**Short task**
Track down the lines that contain "instruction" and copy them.

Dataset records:
• • • •

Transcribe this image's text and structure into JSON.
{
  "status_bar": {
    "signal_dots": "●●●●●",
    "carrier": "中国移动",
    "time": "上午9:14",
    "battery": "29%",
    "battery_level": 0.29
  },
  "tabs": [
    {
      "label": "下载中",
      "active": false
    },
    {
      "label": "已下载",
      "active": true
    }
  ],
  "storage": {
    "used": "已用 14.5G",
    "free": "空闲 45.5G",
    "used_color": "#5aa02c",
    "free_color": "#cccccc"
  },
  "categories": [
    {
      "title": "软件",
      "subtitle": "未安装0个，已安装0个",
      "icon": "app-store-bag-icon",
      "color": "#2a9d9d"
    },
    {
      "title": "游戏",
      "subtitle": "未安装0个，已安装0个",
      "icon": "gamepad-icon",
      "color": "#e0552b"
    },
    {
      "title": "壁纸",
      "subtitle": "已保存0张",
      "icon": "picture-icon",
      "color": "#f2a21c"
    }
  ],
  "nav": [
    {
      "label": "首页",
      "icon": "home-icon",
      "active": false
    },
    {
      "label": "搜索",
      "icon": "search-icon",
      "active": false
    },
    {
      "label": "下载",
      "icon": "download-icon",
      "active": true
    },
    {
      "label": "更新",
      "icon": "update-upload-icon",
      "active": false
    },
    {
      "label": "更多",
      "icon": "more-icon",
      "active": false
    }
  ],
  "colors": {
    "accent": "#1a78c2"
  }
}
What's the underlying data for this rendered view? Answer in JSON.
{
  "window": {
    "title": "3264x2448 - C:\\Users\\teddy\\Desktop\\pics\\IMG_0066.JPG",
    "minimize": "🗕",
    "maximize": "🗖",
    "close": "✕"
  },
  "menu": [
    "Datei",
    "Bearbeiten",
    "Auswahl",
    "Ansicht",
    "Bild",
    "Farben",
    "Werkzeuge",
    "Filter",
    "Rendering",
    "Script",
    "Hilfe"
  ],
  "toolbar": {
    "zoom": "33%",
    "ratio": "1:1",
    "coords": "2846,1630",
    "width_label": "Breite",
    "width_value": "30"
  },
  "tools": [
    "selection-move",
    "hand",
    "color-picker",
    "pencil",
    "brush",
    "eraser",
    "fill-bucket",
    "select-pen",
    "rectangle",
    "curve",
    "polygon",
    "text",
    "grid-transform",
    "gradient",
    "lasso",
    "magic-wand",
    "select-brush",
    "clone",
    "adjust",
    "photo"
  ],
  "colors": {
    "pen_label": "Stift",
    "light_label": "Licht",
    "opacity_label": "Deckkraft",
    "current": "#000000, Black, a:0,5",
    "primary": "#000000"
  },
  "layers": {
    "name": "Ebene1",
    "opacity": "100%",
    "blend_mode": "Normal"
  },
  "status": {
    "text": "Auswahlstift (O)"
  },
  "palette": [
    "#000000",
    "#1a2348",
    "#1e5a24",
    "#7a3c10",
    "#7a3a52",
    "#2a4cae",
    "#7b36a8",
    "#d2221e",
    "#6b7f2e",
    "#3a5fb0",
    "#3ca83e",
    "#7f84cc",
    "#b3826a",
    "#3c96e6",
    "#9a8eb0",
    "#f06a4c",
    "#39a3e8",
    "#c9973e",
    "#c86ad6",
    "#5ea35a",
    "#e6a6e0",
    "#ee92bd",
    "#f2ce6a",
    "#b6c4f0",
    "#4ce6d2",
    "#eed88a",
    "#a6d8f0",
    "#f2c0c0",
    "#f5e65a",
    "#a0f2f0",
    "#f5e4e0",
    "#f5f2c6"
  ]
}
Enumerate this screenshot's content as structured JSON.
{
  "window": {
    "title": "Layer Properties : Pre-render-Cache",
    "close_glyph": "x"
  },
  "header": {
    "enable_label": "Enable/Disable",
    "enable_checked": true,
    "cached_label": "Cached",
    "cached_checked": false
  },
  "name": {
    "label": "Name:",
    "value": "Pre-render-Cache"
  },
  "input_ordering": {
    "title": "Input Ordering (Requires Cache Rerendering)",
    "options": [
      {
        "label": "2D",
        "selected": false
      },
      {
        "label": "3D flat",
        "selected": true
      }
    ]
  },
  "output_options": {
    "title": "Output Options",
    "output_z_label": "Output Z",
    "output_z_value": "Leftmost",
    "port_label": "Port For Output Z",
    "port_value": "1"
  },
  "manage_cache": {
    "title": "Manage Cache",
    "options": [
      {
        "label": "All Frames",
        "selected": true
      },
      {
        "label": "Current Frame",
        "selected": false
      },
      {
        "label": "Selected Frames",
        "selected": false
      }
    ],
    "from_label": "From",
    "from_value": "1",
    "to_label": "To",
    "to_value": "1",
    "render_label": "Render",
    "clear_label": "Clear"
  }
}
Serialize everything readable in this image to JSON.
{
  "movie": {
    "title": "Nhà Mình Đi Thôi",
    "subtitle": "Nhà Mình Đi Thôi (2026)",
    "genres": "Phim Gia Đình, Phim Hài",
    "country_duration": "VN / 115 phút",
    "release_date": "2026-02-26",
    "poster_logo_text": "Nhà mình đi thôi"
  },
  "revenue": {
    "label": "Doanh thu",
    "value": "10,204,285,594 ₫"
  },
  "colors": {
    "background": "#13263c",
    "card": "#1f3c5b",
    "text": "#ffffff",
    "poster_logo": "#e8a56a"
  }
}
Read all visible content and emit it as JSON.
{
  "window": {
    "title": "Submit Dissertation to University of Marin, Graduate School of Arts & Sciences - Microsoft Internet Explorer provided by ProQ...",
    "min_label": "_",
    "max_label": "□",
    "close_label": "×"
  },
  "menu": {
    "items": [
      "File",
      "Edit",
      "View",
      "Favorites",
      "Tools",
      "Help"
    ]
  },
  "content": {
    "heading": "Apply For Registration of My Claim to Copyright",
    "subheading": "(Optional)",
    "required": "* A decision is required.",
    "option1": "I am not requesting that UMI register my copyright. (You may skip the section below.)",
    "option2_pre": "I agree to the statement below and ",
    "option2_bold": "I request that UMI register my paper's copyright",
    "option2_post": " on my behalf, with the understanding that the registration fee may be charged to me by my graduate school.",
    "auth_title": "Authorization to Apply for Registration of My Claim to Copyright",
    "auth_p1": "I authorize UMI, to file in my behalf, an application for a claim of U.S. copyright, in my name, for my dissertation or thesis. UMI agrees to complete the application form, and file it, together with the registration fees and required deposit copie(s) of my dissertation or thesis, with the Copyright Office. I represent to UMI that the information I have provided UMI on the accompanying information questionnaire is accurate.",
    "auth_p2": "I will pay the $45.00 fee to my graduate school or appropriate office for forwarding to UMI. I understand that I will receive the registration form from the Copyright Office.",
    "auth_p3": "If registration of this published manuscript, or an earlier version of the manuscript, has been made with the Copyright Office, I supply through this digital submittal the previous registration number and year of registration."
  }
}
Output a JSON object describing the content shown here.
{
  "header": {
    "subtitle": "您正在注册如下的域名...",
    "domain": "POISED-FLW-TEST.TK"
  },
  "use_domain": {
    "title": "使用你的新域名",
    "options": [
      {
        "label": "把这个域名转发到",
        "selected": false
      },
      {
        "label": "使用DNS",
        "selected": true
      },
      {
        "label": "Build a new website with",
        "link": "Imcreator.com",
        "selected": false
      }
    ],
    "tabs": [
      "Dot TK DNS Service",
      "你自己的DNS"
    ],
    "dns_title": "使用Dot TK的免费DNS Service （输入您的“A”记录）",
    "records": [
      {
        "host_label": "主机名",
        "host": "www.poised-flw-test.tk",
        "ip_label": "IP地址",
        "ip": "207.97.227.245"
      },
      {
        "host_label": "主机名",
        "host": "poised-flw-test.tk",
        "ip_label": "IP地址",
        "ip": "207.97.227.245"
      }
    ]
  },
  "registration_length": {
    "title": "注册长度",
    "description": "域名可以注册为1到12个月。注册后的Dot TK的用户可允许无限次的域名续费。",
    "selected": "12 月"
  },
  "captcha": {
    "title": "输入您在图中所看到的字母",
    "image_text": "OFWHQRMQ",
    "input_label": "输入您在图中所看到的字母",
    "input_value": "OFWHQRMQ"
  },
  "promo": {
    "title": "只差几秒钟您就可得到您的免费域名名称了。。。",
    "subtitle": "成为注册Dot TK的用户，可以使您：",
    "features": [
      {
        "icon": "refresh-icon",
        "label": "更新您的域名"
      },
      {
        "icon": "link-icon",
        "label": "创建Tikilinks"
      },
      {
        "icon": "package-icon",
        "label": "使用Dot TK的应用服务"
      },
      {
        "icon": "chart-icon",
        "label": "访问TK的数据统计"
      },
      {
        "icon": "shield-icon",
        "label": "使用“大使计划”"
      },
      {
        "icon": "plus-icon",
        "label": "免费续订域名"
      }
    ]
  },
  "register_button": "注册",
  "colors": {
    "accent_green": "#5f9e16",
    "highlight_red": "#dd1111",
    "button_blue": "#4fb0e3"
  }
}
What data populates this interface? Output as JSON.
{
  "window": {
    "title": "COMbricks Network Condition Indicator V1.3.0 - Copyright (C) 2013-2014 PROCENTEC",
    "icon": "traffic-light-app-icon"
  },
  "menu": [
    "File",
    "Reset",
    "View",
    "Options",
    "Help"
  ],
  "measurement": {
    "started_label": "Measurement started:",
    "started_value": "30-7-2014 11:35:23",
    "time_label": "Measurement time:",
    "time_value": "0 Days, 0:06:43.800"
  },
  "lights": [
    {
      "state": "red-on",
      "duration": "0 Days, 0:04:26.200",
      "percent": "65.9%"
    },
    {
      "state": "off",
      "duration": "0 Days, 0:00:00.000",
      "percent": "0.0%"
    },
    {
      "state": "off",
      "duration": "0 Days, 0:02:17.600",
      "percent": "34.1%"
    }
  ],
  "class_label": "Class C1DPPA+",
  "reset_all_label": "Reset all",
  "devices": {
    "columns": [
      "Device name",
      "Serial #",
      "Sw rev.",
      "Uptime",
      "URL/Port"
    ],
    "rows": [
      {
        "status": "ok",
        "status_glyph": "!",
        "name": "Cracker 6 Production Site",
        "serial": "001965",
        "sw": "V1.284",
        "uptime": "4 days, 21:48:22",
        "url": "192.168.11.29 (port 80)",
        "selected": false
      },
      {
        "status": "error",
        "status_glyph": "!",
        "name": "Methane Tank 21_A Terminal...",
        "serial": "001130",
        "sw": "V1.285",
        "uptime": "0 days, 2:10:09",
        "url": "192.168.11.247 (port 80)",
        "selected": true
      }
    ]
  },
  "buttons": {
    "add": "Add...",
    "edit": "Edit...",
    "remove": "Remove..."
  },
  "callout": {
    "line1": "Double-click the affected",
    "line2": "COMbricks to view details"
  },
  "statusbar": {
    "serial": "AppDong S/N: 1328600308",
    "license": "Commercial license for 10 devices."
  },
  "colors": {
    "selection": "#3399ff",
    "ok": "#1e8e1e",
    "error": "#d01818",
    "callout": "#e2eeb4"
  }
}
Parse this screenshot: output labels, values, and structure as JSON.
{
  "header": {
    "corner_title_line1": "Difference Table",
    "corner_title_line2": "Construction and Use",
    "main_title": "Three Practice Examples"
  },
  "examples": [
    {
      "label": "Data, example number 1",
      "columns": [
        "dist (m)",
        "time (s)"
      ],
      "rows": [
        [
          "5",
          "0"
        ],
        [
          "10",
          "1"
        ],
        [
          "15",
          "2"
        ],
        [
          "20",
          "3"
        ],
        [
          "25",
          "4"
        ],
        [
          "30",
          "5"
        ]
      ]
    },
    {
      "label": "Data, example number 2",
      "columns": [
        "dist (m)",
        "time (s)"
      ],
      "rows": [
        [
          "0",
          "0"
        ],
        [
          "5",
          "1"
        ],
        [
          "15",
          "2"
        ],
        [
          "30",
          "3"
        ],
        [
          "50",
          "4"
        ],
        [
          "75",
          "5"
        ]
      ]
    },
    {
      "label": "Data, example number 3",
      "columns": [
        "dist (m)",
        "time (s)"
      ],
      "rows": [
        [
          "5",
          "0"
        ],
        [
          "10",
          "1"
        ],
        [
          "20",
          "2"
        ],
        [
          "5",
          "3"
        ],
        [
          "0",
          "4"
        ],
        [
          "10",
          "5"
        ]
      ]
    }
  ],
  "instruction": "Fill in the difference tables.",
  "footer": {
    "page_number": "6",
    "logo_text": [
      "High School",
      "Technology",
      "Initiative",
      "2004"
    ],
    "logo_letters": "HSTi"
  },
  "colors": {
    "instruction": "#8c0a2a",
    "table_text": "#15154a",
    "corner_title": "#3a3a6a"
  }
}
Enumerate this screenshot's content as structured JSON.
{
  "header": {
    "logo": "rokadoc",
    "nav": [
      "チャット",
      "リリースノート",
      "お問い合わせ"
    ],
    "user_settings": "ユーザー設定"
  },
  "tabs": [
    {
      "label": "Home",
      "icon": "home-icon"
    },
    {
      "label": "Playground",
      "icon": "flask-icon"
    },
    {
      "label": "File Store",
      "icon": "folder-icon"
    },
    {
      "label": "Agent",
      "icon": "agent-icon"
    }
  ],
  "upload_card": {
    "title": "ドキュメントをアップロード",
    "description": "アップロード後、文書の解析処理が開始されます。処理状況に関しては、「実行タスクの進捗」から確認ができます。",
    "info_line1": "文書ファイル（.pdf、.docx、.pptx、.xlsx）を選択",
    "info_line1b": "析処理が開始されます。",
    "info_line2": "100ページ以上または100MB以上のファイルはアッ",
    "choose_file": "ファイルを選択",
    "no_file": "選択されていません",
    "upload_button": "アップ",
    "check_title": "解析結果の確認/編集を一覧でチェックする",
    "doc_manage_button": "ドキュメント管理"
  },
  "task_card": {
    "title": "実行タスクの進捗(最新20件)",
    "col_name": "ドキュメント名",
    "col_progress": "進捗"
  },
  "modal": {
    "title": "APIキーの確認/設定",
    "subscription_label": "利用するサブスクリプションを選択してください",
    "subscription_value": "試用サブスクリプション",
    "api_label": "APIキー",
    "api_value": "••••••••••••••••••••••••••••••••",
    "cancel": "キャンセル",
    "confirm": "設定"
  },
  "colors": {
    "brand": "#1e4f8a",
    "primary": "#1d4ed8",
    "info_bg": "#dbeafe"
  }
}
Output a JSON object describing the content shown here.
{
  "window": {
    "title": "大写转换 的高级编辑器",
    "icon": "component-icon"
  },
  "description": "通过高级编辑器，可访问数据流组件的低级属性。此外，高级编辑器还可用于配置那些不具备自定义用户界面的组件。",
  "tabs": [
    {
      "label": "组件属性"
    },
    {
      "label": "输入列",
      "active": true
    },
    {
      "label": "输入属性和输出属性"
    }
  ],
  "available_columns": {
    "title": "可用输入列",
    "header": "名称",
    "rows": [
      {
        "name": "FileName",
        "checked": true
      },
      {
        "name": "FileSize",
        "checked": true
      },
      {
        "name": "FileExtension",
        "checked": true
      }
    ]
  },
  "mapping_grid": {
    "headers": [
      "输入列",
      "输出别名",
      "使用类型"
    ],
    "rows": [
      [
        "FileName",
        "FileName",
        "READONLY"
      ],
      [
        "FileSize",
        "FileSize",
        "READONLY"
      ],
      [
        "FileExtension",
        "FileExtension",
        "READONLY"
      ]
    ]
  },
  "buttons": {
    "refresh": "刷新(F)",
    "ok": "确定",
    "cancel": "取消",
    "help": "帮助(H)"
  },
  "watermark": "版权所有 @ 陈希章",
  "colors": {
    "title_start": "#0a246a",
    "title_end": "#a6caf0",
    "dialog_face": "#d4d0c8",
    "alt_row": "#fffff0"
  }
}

• • • •

**Result of this task**
  "instruction": "Fill in the difference tables.",
    "instruction": "#8c0a2a",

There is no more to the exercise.